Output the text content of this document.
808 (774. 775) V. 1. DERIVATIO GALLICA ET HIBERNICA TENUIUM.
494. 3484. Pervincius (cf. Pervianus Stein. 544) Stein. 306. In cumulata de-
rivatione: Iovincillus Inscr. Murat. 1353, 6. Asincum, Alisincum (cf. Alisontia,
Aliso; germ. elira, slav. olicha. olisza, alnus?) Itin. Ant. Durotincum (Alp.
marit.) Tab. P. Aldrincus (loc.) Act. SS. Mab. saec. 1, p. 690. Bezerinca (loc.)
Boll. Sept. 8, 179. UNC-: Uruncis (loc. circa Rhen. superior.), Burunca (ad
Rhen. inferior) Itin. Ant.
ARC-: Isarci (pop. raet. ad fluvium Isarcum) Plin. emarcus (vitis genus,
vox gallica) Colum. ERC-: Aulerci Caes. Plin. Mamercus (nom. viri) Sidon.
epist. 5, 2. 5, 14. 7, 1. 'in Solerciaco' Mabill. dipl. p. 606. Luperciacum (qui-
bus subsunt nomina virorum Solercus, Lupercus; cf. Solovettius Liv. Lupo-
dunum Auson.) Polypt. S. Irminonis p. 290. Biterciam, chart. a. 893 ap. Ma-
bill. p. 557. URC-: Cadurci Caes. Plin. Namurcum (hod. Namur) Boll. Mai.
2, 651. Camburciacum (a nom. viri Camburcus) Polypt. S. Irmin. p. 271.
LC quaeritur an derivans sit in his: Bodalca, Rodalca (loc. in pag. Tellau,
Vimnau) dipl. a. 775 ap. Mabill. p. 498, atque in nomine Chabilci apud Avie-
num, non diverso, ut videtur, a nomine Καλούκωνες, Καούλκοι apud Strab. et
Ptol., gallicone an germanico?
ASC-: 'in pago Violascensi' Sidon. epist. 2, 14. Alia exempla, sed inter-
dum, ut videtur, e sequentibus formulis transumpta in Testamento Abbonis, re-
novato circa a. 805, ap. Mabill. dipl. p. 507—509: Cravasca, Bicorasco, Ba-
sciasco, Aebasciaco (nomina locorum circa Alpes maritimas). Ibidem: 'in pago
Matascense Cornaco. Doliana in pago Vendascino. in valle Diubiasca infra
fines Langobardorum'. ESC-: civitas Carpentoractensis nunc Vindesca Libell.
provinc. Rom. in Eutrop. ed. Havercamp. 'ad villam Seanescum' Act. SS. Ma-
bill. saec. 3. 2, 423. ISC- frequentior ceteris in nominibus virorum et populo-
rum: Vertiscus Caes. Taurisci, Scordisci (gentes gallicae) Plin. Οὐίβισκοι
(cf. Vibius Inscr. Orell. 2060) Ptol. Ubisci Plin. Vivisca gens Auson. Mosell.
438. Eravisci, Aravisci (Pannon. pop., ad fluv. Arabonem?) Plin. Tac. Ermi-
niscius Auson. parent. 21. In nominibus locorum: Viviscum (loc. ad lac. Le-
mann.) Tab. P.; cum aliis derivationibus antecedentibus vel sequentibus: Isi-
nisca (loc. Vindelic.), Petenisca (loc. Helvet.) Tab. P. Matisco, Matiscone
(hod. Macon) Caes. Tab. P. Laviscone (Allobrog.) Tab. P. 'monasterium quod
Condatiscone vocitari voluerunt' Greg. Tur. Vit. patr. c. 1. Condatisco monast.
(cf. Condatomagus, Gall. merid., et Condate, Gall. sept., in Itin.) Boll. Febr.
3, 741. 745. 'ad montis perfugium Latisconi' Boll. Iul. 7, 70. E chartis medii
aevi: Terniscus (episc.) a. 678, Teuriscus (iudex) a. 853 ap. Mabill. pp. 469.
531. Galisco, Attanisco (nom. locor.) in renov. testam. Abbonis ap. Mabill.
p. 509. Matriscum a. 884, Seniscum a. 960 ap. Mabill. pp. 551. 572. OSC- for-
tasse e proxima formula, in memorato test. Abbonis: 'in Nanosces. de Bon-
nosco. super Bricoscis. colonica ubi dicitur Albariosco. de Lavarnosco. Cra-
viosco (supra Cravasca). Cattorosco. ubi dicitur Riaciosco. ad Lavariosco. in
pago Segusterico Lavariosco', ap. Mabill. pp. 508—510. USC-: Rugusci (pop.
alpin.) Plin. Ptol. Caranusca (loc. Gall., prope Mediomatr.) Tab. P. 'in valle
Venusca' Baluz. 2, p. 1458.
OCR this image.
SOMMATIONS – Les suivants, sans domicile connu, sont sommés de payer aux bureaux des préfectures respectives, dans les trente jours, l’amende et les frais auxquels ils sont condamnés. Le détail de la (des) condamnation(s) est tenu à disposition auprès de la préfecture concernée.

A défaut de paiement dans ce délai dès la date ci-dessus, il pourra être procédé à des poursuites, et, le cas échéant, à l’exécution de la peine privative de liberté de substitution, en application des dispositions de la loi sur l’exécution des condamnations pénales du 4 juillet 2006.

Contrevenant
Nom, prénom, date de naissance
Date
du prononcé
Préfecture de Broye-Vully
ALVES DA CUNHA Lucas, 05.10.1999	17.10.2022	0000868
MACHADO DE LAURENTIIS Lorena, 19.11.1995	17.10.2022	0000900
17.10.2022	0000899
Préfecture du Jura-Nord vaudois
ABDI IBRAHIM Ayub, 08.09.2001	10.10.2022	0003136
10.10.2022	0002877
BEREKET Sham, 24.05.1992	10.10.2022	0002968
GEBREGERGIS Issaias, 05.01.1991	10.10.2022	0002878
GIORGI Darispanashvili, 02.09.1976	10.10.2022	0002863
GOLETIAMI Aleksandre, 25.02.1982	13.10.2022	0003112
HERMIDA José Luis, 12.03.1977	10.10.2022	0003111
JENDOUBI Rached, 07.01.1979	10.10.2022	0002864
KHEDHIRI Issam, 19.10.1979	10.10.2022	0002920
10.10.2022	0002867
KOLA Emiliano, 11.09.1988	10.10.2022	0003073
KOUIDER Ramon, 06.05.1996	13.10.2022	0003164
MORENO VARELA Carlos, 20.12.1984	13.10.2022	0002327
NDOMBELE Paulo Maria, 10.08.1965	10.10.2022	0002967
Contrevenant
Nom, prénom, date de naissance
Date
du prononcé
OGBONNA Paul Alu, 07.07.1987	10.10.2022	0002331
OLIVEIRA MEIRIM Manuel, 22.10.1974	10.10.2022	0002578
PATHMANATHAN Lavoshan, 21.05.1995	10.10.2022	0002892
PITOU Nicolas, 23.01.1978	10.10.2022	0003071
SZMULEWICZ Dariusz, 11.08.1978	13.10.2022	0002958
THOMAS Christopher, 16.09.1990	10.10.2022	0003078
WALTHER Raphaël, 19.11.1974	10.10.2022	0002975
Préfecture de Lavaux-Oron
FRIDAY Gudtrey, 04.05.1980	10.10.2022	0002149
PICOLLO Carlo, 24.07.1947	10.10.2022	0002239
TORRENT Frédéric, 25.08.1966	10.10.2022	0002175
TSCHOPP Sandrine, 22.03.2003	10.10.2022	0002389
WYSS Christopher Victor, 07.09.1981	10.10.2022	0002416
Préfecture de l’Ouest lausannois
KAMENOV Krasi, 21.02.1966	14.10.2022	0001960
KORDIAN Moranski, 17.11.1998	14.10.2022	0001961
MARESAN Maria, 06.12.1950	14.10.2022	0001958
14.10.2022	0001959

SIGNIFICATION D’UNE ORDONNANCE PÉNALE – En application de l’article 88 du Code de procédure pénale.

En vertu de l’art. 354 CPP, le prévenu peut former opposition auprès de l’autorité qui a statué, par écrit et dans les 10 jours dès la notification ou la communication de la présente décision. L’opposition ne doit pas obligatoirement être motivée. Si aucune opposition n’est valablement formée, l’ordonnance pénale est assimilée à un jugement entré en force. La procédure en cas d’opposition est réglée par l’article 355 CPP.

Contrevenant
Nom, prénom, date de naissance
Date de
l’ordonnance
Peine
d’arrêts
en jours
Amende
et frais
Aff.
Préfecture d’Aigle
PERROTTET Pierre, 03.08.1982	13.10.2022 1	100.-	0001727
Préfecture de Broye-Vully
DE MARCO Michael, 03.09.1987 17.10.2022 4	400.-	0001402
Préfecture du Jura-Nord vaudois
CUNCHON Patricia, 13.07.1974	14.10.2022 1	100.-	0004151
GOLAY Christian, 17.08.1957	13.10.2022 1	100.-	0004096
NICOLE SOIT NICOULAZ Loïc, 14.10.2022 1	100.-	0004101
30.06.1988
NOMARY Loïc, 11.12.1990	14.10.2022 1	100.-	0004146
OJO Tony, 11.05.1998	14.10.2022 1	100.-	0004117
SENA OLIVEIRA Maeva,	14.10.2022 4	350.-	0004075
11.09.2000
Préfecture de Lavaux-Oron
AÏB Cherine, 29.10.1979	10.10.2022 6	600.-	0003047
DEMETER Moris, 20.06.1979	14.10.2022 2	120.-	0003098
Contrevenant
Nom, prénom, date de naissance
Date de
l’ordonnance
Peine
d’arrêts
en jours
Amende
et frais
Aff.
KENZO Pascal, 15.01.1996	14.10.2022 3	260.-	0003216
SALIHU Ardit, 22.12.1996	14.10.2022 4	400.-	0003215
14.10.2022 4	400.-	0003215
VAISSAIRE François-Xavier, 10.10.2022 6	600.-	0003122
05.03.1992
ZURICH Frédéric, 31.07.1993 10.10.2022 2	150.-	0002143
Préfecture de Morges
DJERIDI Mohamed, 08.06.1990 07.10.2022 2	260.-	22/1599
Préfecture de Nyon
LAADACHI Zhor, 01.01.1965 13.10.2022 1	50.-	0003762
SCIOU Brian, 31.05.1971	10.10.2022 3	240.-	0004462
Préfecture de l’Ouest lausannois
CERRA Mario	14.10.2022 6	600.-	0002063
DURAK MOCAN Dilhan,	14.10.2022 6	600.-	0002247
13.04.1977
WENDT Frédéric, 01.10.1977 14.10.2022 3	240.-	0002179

-- What is being asked --
Collect, from the material above, every line containing the word "Caes".

-- Final result --
vox gallica) Colum. ERC-: Aulerci Caes. Plin. Mamercus (nom. viri) Sidon.
bill. p. 557. URC-: Cadurci Caes. Plin. Namurcum (hod. Namur) Boll. Mai.
rum: Vertiscus Caes. Taurisci, Scordisci (gentes gallicae) Plin. Οὐίβισκοι
(hod. Macon) Caes. Tab. P. Laviscone (Allobrog.) Tab. P. 'monasterium quod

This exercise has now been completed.